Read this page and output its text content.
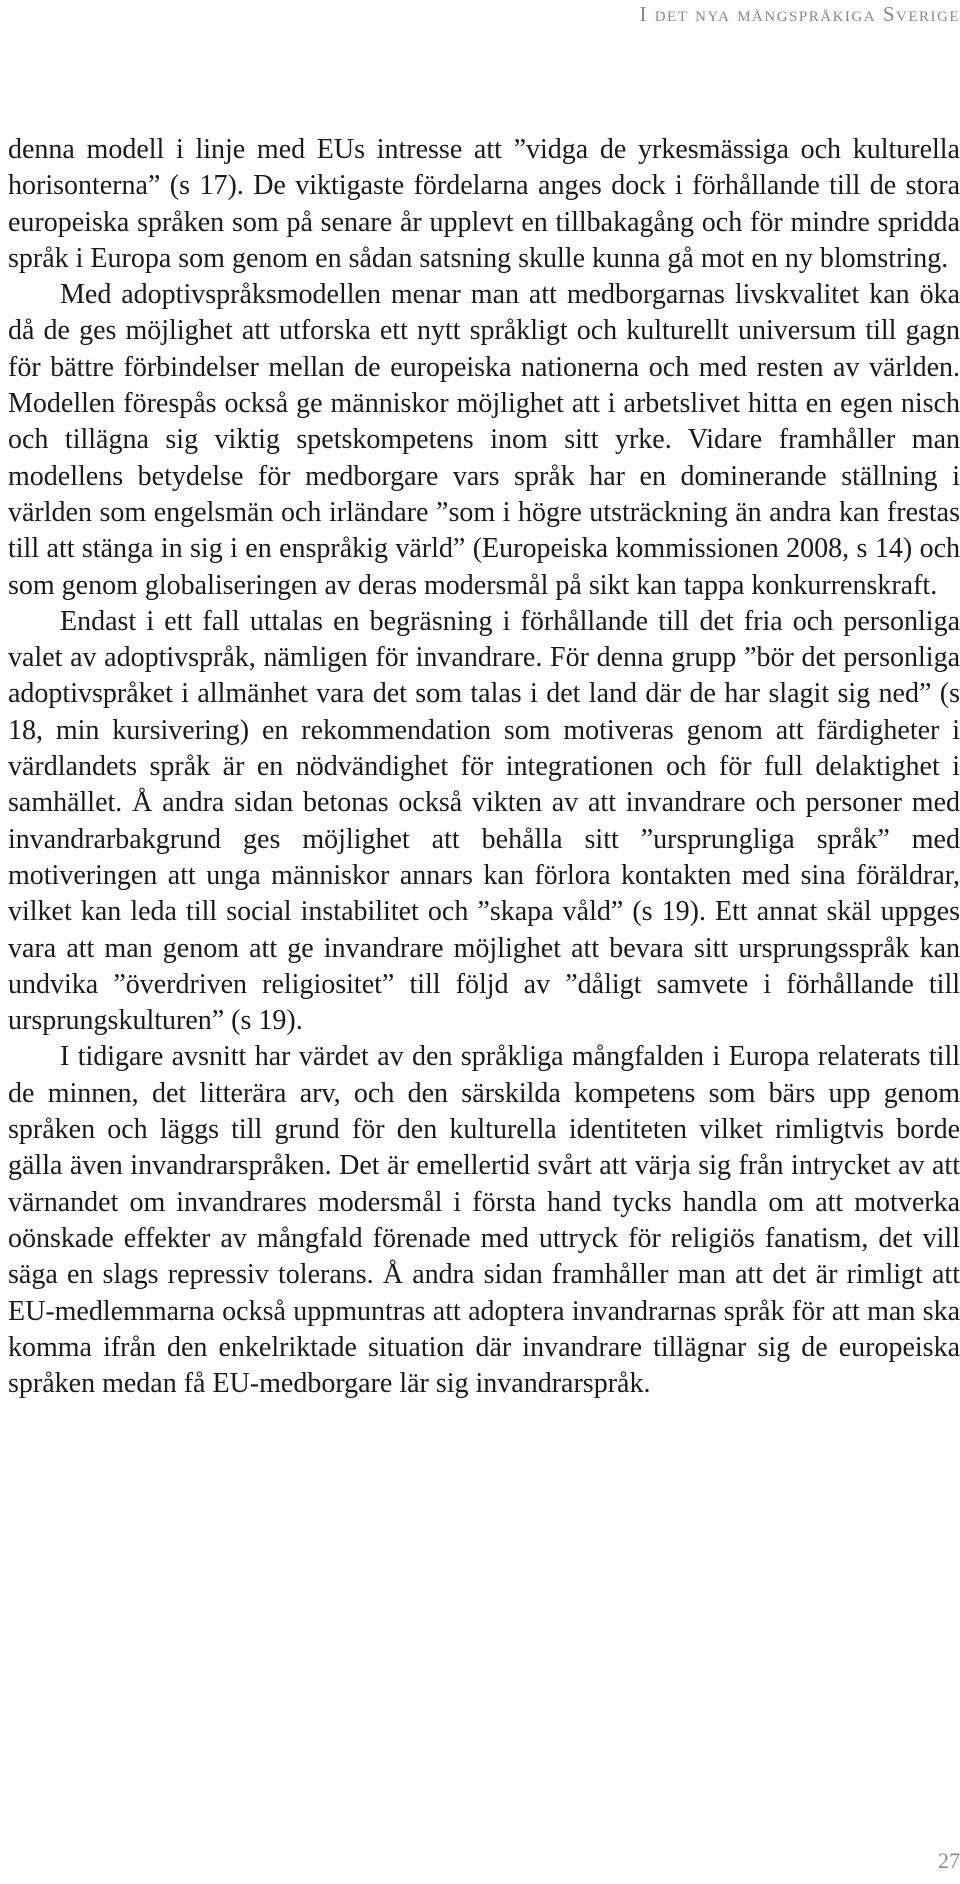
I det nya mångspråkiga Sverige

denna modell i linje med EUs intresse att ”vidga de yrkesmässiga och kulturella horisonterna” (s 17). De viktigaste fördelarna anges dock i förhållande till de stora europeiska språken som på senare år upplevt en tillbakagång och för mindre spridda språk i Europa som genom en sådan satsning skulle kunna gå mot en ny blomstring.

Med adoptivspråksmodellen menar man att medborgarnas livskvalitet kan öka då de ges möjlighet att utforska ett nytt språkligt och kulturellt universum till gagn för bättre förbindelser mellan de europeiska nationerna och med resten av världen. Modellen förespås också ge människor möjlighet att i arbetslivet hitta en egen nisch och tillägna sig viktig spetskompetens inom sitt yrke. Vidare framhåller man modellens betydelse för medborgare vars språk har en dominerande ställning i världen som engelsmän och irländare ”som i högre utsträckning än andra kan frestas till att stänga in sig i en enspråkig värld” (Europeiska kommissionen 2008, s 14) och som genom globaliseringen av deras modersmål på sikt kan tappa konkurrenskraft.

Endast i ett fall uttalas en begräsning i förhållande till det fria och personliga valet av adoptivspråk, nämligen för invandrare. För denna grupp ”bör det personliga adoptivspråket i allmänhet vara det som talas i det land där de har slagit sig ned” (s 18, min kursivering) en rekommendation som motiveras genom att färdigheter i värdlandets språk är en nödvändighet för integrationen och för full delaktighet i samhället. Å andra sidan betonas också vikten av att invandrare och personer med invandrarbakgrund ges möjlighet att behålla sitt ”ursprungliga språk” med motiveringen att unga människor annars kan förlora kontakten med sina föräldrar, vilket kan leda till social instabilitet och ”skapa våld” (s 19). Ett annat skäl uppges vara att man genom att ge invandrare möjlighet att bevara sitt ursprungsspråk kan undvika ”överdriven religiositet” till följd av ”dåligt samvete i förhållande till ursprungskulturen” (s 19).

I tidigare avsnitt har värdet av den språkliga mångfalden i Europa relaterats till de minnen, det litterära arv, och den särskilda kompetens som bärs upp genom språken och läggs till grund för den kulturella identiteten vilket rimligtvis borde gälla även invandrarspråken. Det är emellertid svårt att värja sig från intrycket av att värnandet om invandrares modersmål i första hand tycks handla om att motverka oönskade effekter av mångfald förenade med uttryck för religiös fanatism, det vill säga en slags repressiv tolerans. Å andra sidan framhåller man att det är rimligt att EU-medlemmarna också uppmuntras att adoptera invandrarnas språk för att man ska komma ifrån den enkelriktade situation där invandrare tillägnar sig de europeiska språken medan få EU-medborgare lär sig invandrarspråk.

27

══════

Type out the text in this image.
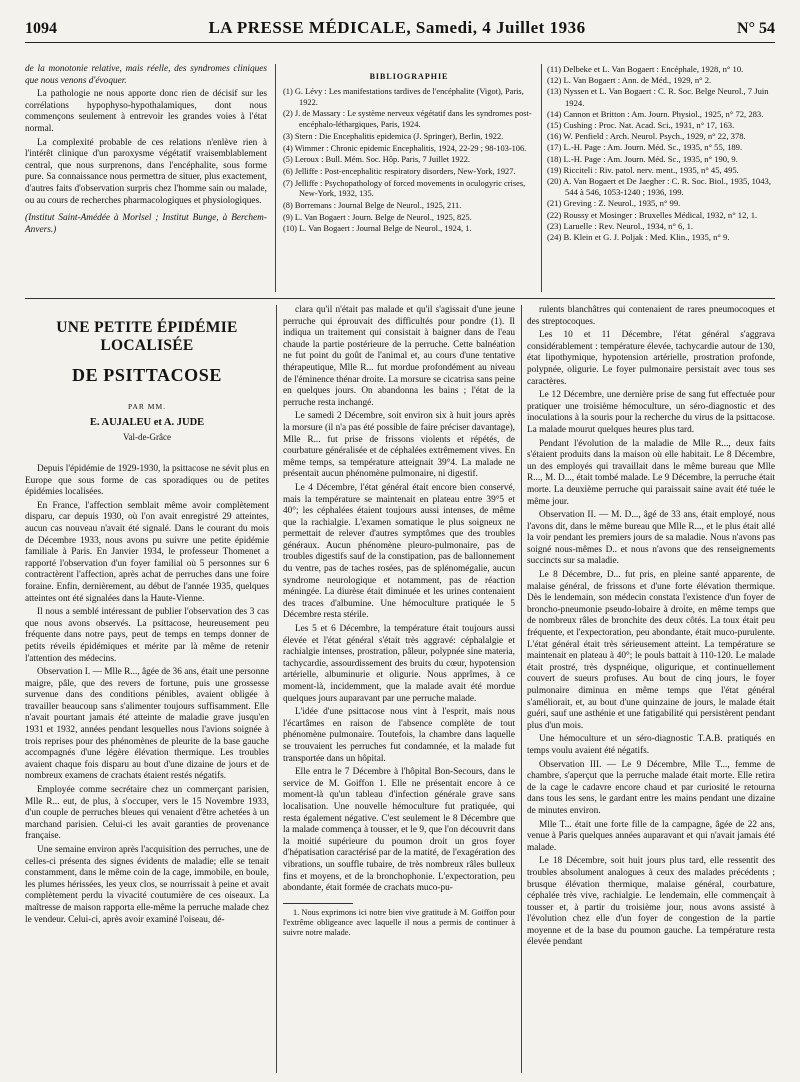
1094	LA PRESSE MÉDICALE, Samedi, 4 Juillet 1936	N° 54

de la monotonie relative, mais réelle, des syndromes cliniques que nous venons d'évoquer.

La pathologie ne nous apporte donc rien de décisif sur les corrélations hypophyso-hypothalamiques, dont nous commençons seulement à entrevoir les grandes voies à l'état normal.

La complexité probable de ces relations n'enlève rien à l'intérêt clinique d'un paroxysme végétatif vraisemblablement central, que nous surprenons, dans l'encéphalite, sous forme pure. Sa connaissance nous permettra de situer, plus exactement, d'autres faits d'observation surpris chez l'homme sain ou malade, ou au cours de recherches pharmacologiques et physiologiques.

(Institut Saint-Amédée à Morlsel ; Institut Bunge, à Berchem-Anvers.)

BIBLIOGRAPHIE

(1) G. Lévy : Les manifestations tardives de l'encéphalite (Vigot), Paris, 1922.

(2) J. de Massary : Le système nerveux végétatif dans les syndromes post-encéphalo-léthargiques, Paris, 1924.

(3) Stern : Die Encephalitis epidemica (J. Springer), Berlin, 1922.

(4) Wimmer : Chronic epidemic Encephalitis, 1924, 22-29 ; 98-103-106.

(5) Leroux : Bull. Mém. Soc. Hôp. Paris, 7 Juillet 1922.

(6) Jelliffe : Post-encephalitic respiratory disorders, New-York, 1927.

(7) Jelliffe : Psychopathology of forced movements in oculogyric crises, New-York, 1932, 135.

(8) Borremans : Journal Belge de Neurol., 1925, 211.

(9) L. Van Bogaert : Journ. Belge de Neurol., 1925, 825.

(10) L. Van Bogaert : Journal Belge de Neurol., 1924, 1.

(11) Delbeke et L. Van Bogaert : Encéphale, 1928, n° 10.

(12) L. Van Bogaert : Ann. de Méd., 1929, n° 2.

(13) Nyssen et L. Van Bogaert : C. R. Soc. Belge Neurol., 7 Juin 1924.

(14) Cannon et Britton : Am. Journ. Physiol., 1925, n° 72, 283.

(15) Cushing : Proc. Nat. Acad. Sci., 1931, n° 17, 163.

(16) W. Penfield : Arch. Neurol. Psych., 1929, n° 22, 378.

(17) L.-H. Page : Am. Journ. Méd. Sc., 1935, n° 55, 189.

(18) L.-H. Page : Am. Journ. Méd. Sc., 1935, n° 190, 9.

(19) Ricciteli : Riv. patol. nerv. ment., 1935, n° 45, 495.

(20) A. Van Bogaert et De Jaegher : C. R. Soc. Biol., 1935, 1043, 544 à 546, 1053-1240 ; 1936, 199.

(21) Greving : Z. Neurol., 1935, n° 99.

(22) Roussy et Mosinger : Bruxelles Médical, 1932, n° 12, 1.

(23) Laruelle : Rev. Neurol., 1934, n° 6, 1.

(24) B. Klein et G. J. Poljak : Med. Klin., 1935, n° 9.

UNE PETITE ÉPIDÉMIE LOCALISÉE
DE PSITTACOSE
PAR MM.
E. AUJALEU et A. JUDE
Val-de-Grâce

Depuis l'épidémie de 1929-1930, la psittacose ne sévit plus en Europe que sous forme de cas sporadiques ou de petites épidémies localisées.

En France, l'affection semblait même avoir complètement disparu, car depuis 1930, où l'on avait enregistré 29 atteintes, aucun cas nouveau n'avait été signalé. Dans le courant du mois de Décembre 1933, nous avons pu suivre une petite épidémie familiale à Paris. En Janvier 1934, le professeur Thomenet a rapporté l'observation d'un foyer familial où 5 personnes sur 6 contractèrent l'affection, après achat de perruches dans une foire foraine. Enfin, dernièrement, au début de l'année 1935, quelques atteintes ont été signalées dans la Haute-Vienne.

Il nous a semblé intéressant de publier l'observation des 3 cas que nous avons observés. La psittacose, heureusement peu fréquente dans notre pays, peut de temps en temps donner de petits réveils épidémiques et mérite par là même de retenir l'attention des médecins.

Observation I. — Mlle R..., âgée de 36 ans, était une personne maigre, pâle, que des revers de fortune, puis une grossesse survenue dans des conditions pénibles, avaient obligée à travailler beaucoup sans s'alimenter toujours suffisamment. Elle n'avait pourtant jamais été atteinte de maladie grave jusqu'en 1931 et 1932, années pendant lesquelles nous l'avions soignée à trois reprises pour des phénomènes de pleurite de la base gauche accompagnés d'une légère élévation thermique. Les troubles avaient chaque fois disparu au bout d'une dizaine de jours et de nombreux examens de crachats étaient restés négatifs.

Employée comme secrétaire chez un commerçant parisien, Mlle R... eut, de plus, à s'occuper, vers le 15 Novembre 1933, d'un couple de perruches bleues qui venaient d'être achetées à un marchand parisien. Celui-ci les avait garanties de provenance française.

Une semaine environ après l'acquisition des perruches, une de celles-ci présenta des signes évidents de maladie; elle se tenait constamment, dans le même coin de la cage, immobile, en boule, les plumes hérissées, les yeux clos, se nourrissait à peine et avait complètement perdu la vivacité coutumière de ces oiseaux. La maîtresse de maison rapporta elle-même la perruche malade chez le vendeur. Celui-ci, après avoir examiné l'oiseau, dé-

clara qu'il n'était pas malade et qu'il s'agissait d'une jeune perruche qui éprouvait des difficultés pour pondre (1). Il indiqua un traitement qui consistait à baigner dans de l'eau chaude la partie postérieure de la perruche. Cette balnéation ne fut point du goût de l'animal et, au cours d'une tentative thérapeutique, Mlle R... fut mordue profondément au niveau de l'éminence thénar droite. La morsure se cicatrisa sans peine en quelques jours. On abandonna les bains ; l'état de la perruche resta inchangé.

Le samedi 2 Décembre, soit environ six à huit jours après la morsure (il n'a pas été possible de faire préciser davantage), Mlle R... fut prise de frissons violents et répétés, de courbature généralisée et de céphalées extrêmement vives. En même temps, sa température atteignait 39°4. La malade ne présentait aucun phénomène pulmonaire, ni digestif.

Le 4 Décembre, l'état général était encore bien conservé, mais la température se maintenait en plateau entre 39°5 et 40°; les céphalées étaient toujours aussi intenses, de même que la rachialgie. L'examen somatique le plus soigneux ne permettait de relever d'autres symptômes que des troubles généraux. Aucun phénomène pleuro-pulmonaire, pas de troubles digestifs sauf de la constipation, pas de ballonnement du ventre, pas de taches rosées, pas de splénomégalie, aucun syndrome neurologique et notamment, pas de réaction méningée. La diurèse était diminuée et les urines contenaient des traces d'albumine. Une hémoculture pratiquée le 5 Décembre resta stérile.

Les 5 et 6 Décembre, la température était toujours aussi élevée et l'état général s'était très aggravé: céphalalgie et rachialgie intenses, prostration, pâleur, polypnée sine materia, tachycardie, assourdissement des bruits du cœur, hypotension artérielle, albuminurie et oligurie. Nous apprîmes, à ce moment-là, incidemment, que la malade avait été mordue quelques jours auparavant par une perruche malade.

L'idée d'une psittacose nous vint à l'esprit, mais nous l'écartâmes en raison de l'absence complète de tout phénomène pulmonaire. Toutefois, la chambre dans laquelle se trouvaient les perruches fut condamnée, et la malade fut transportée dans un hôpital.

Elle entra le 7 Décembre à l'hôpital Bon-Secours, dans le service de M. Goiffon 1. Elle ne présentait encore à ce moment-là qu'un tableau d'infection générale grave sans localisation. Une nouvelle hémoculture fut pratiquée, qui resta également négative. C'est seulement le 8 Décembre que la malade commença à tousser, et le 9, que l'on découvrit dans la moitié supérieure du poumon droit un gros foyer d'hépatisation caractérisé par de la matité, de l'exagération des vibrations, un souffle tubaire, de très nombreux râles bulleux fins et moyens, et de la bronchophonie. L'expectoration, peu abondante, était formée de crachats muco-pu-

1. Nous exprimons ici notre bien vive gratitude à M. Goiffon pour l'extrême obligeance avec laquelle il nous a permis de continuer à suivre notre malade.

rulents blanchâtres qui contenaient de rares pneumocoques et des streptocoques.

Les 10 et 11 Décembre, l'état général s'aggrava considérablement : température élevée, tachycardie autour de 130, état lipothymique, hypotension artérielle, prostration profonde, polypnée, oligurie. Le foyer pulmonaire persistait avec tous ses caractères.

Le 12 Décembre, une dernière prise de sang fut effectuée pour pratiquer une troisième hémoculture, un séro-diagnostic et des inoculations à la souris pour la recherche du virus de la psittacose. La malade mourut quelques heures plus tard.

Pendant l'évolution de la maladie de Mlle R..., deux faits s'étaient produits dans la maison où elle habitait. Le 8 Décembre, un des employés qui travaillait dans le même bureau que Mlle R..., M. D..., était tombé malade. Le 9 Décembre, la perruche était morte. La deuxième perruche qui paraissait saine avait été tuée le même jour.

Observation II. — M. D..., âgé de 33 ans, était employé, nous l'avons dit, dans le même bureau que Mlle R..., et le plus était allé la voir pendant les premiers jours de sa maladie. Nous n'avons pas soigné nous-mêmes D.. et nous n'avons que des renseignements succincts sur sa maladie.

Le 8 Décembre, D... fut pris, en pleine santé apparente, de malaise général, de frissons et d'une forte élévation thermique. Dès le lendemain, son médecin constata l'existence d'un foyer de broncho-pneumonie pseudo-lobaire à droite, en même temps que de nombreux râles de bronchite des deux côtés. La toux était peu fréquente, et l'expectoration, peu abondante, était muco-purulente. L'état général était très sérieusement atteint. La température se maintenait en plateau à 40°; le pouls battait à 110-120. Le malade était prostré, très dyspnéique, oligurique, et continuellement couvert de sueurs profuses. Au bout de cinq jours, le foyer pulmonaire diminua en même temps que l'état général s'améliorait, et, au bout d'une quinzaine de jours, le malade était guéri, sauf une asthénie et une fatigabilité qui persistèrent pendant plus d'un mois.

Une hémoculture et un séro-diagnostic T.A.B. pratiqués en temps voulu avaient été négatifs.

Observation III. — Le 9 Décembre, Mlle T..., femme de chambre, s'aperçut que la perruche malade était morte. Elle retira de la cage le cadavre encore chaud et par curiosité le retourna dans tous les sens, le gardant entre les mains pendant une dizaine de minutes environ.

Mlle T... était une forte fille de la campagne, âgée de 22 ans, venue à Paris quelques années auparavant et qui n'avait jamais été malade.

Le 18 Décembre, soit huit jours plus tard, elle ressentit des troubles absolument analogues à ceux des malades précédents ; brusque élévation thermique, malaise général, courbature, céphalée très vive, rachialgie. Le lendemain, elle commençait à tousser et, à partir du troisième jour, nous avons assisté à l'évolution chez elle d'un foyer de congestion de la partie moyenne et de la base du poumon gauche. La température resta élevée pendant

══════

**Problem**
Copy out all lines of the listing where the word "avec" appears.

**Exercise answer**
1. Nous exprimons ici notre bien vive gratitude à M. Goiffon pour l'extrême obligeance avec laquelle il nous a permis de continuer à suivre notre malade.
Les 10 et 11 Décembre, l'état général s'aggrava considérablement : température élevée, tachycardie autour de 130, état lipothymique, hypotension artérielle, prostration profonde, polypnée, oligurie. Le foyer pulmonaire persistait avec tous ses caractères.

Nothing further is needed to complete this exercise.